++++ Information provided ++++

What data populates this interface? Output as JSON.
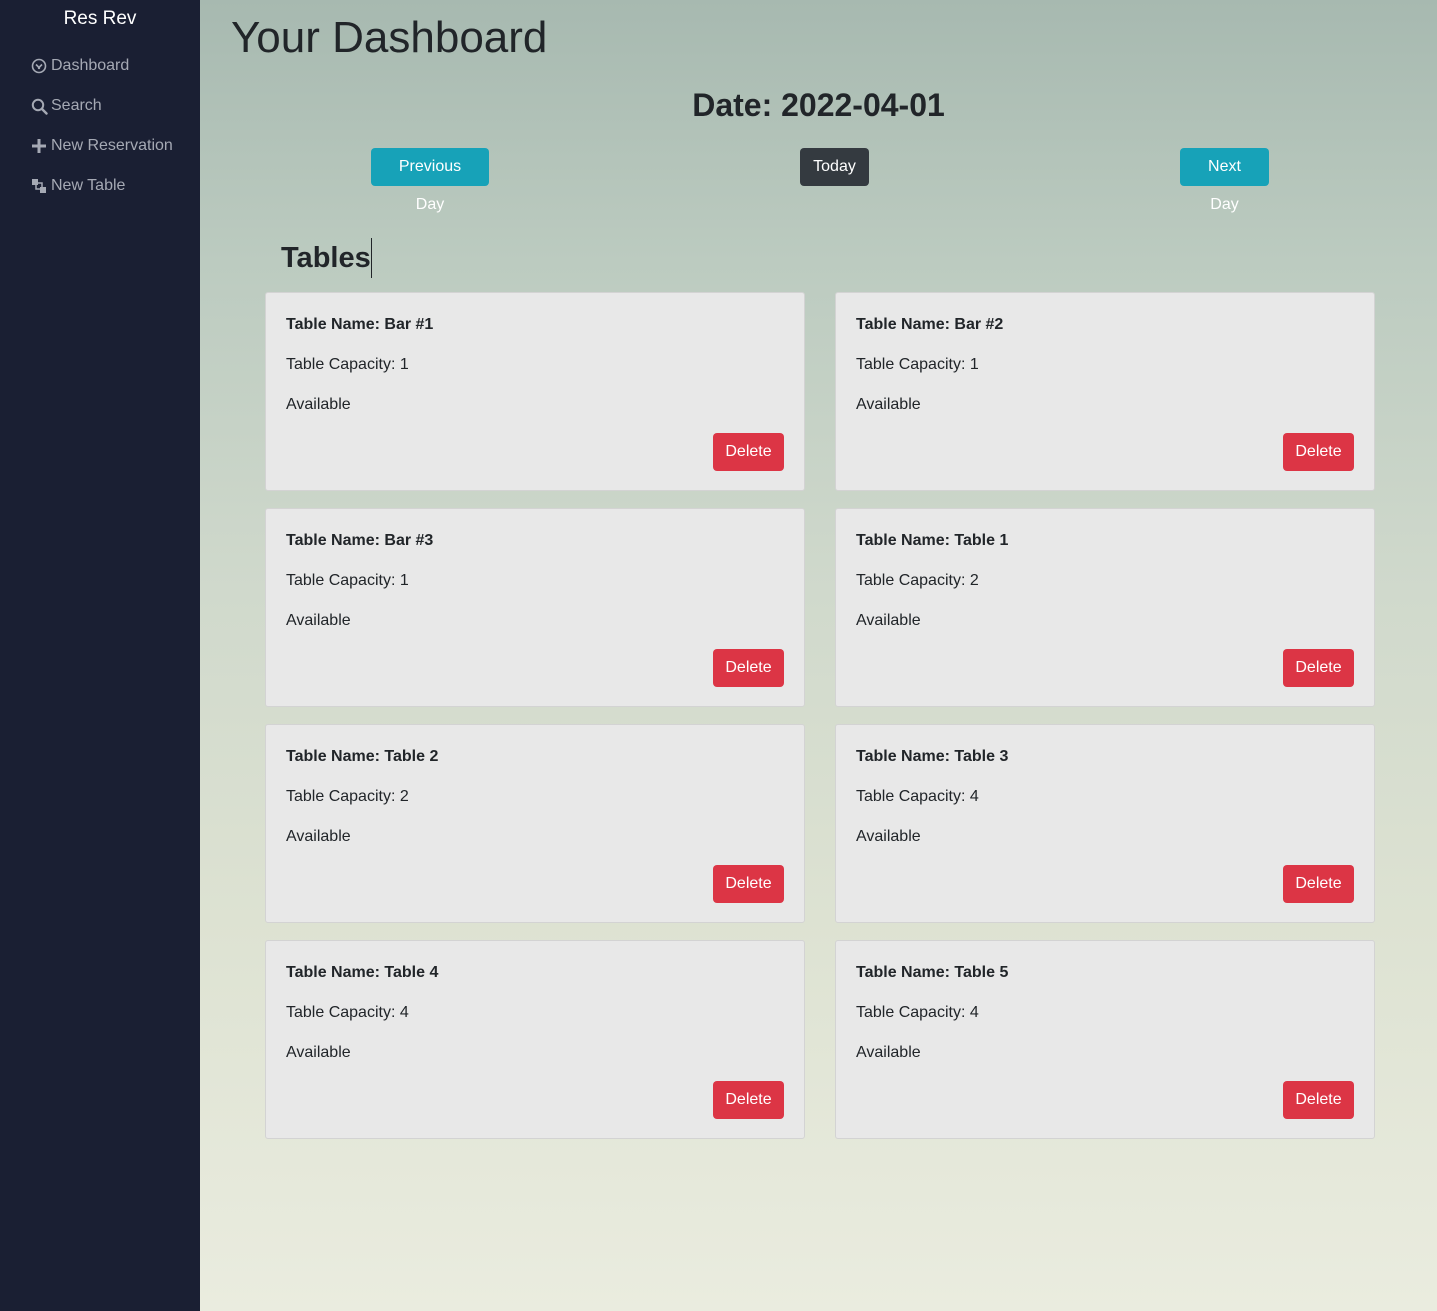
{
  "sidebar": {
    "brand": "Res Rev",
    "items": [
      {
        "label": "Dashboard",
        "icon": "dashboard-icon"
      },
      {
        "label": "Search",
        "icon": "search-icon"
      },
      {
        "label": "New Reservation",
        "icon": "plus-icon"
      },
      {
        "label": "New Table",
        "icon": "layers-icon"
      }
    ]
  },
  "main": {
    "title": "Your Dashboard",
    "date_label": "Date: 2022-04-01",
    "buttons": {
      "previous": "Previous Day",
      "today": "Today",
      "next": "Next Day"
    },
    "tables_heading": "Tables",
    "tables": [
      {
        "name": "Table Name: Bar #1",
        "capacity": "Table Capacity: 1",
        "status": "Available",
        "action": "Delete"
      },
      {
        "name": "Table Name: Bar #2",
        "capacity": "Table Capacity: 1",
        "status": "Available",
        "action": "Delete"
      },
      {
        "name": "Table Name: Bar #3",
        "capacity": "Table Capacity: 1",
        "status": "Available",
        "action": "Delete"
      },
      {
        "name": "Table Name: Table 1",
        "capacity": "Table Capacity: 2",
        "status": "Available",
        "action": "Delete"
      },
      {
        "name": "Table Name: Table 2",
        "capacity": "Table Capacity: 2",
        "status": "Available",
        "action": "Delete"
      },
      {
        "name": "Table Name: Table 3",
        "capacity": "Table Capacity: 4",
        "status": "Available",
        "action": "Delete"
      },
      {
        "name": "Table Name: Table 4",
        "capacity": "Table Capacity: 4",
        "status": "Available",
        "action": "Delete"
      },
      {
        "name": "Table Name: Table 5",
        "capacity": "Table Capacity: 4",
        "status": "Available",
        "action": "Delete"
      }
    ]
  },
  "colors": {
    "sidebar_bg": "#1a1f33",
    "info": "#17a2b8",
    "dark": "#343a40",
    "danger": "#dc3545",
    "card_bg": "#e8e8e8"
  }
}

++++

> **Your goal**
Show the lines of the records that include the string "icon".

> **Task result**
        "icon": "dashboard-icon"
        "icon": "search-icon"
        "icon": "plus-icon"
        "icon": "layers-icon"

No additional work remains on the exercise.